----- Dataset records

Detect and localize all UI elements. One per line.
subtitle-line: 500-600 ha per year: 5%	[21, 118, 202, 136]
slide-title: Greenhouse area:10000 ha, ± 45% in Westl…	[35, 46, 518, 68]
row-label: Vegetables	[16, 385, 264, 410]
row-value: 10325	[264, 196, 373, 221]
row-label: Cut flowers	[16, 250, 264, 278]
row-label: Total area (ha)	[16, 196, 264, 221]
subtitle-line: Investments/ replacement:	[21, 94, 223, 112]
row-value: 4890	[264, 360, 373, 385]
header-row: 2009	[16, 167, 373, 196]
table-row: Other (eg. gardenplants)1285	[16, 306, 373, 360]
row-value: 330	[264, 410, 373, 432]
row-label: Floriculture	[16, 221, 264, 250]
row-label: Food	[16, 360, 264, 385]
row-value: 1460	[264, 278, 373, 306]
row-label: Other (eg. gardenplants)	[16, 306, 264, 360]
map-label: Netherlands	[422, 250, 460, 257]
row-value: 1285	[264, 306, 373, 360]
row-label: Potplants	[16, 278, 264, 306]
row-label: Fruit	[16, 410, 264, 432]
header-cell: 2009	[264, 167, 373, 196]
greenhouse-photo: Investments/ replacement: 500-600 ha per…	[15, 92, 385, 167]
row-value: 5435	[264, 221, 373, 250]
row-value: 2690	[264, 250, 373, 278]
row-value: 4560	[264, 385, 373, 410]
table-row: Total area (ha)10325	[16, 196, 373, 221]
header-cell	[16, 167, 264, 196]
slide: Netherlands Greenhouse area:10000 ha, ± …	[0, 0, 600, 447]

----------

Goal of the exercise:
Convert the lines above into a JSON list of strings, one string per line, leaving out any blank lines.

Exercise solution:
[
  "Detect and localize all UI elements. One per line.",
  "subtitle-line: 500-600 ha per year: 5%\t[21, 118, 202, 136]",
  "slide-title: Greenhouse area:10000 ha, ± 45% in Westl…\t[35, 46, 518, 68]",
  "row-label: Vegetables\t[16, 385, 264, 410]",
  "row-value: 10325\t[264, 196, 373, 221]",
  "row-label: Cut flowers\t[16, 250, 264, 278]",
  "row-label: Total area (ha)\t[16, 196, 264, 221]",
  "subtitle-line: Investments/ replacement:\t[21, 94, 223, 112]",
  "row-value: 4890\t[264, 360, 373, 385]",
  "header-row: 2009\t[16, 167, 373, 196]",
  "table-row: Other (eg. gardenplants)1285\t[16, 306, 373, 360]",
  "row-value: 330\t[264, 410, 373, 432]",
  "row-label: Floriculture\t[16, 221, 264, 250]",
  "row-label: Food\t[16, 360, 264, 385]",
  "row-value: 1460\t[264, 278, 373, 306]",
  "row-label: Other (eg. gardenplants)\t[16, 306, 264, 360]",
  "map-label: Netherlands\t[422, 250, 460, 257]",
  "row-value: 1285\t[264, 306, 373, 360]",
  "row-label: Potplants\t[16, 278, 264, 306]",
  "row-label: Fruit\t[16, 410, 264, 432]",
  "header-cell: 2009\t[264, 167, 373, 196]",
  "greenhouse-photo: Investments/ replacement: 500-600 ha per…\t[15, 92, 385, 167]",
  "row-value: 5435\t[264, 221, 373, 250]",
  "row-value: 2690\t[264, 250, 373, 278]",
  "row-value: 4560\t[264, 385, 373, 410]",
  "table-row: Total area (ha)10325\t[16, 196, 373, 221]",
  "header-cell\t[16, 167, 264, 196]",
  "slide: Netherlands Greenhouse area:10000 ha, ± …\t[0, 0, 600, 447]"
]